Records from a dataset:
====================
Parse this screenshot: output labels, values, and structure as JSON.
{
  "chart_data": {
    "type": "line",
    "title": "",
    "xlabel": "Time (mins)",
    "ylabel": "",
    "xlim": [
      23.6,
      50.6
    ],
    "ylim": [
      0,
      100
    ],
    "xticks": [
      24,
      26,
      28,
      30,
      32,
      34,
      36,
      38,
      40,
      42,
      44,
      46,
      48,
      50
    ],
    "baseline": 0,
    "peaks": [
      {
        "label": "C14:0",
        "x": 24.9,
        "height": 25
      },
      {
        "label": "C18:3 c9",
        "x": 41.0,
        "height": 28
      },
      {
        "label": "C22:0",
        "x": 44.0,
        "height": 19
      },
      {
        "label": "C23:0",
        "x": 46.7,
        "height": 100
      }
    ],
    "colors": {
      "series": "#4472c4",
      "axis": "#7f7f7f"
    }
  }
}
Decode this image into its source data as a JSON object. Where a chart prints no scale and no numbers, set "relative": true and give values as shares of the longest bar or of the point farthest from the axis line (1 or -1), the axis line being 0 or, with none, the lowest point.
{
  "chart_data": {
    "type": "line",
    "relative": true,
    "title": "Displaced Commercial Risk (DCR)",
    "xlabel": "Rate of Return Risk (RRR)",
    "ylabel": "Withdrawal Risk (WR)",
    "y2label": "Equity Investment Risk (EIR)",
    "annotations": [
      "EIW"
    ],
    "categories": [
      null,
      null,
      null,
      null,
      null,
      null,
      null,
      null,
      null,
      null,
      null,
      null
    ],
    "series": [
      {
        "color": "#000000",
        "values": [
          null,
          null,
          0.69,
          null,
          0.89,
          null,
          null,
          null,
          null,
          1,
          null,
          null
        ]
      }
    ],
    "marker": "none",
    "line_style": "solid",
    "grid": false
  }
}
====================
→ Set problem
Extract all of the data above and output it character for character.

→ Task solution
Parse this screenshot: output labels, values, and structure as JSON.
{
  "chart_data": {
    "type": "line",
    "title": "",
    "xlabel": "Time (mins)",
    "ylabel": "",
    "xlim": [
      23.6,
      50.6
    ],
    "ylim": [
      0,
      100
    ],
    "xticks": [
      24,
      26,
      28,
      30,
      32,
      34,
      36,
      38,
      40,
      42,
      44,
      46,
      48,
      50
    ],
    "baseline": 0,
    "peaks": [
      {
        "label": "C14:0",
        "x": 24.9,
        "height": 25
      },
      {
        "label": "C18:3 c9",
        "x": 41.0,
        "height": 28
      },
      {
        "label": "C22:0",
        "x": 44.0,
        "height": 19
      },
      {
        "label": "C23:0",
        "x": 46.7,
        "height": 100
      }
    ],
    "colors": {
      "series": "#4472c4",
      "axis": "#7f7f7f"
    }
  }
}
Decode this image into its source data as a JSON object. Where a chart prints no scale and no numbers, set "relative": true and give values as shares of the longest bar or of the point farthest from the axis line (1 or -1), the axis line being 0 or, with none, the lowest point.
{
  "chart_data": {
    "type": "line",
    "relative": true,
    "title": "Displaced Commercial Risk (DCR)",
    "xlabel": "Rate of Return Risk (RRR)",
    "ylabel": "Withdrawal Risk (WR)",
    "y2label": "Equity Investment Risk (EIR)",
    "annotations": [
      "EIW"
    ],
    "categories": [
      null,
      null,
      null,
      null,
      null,
      null,
      null,
      null,
      null,
      null,
      null,
      null
    ],
    "series": [
      {
        "color": "#000000",
        "values": [
          null,
          null,
          0.69,
          null,
          0.89,
          null,
          null,
          null,
          null,
          1,
          null,
          null
        ]
      }
    ],
    "marker": "none",
    "line_style": "solid",
    "grid": false
  }
}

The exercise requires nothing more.